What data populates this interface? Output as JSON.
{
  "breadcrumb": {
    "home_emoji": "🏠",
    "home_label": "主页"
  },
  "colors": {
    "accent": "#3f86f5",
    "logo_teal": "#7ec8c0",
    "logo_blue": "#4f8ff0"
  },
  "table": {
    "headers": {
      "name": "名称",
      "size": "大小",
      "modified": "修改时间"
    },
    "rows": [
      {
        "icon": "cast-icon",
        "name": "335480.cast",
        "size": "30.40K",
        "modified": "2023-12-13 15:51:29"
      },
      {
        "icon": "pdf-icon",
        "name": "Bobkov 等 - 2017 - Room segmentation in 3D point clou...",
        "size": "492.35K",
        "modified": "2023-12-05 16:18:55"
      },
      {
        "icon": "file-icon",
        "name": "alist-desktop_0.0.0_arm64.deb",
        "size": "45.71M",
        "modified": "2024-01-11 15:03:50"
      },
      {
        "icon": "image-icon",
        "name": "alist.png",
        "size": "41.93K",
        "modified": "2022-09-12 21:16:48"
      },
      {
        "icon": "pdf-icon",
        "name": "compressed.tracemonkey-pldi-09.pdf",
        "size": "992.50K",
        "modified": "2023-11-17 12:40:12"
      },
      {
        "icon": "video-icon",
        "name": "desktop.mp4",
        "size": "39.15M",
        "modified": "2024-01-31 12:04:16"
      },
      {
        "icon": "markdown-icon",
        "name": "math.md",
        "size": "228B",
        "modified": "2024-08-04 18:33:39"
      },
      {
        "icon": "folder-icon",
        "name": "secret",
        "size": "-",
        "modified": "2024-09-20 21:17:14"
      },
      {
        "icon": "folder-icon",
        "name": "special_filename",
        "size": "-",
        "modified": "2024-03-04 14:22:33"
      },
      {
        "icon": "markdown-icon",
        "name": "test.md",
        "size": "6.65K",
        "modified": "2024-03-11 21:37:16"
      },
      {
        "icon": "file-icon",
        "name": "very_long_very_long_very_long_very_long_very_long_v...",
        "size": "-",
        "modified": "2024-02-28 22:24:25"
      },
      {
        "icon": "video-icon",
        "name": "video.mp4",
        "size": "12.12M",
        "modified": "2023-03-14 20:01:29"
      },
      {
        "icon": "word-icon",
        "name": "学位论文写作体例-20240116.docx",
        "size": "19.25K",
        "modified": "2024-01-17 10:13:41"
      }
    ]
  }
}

**JOB**
Print again each line of the listing above, exactly as it appears.

**RESULT**
What data populates this interface? Output as JSON.
{
  "breadcrumb": {
    "home_emoji": "🏠",
    "home_label": "主页"
  },
  "colors": {
    "accent": "#3f86f5",
    "logo_teal": "#7ec8c0",
    "logo_blue": "#4f8ff0"
  },
  "table": {
    "headers": {
      "name": "名称",
      "size": "大小",
      "modified": "修改时间"
    },
    "rows": [
      {
        "icon": "cast-icon",
        "name": "335480.cast",
        "size": "30.40K",
        "modified": "2023-12-13 15:51:29"
      },
      {
        "icon": "pdf-icon",
        "name": "Bobkov 等 - 2017 - Room segmentation in 3D point clou...",
        "size": "492.35K",
        "modified": "2023-12-05 16:18:55"
      },
      {
        "icon": "file-icon",
        "name": "alist-desktop_0.0.0_arm64.deb",
        "size": "45.71M",
        "modified": "2024-01-11 15:03:50"
      },
      {
        "icon": "image-icon",
        "name": "alist.png",
        "size": "41.93K",
        "modified": "2022-09-12 21:16:48"
      },
      {
        "icon": "pdf-icon",
        "name": "compressed.tracemonkey-pldi-09.pdf",
        "size": "992.50K",
        "modified": "2023-11-17 12:40:12"
      },
      {
        "icon": "video-icon",
        "name": "desktop.mp4",
        "size": "39.15M",
        "modified": "2024-01-31 12:04:16"
      },
      {
        "icon": "markdown-icon",
        "name": "math.md",
        "size": "228B",
        "modified": "2024-08-04 18:33:39"
      },
      {
        "icon": "folder-icon",
        "name": "secret",
        "size": "-",
        "modified": "2024-09-20 21:17:14"
      },
      {
        "icon": "folder-icon",
        "name": "special_filename",
        "size": "-",
        "modified": "2024-03-04 14:22:33"
      },
      {
        "icon": "markdown-icon",
        "name": "test.md",
        "size": "6.65K",
        "modified": "2024-03-11 21:37:16"
      },
      {
        "icon": "file-icon",
        "name": "very_long_very_long_very_long_very_long_very_long_v...",
        "size": "-",
        "modified": "2024-02-28 22:24:25"
      },
      {
        "icon": "video-icon",
        "name": "video.mp4",
        "size": "12.12M",
        "modified": "2023-03-14 20:01:29"
      },
      {
        "icon": "word-icon",
        "name": "学位论文写作体例-20240116.docx",
        "size": "19.25K",
        "modified": "2024-01-17 10:13:41"
      }
    ]
  }
}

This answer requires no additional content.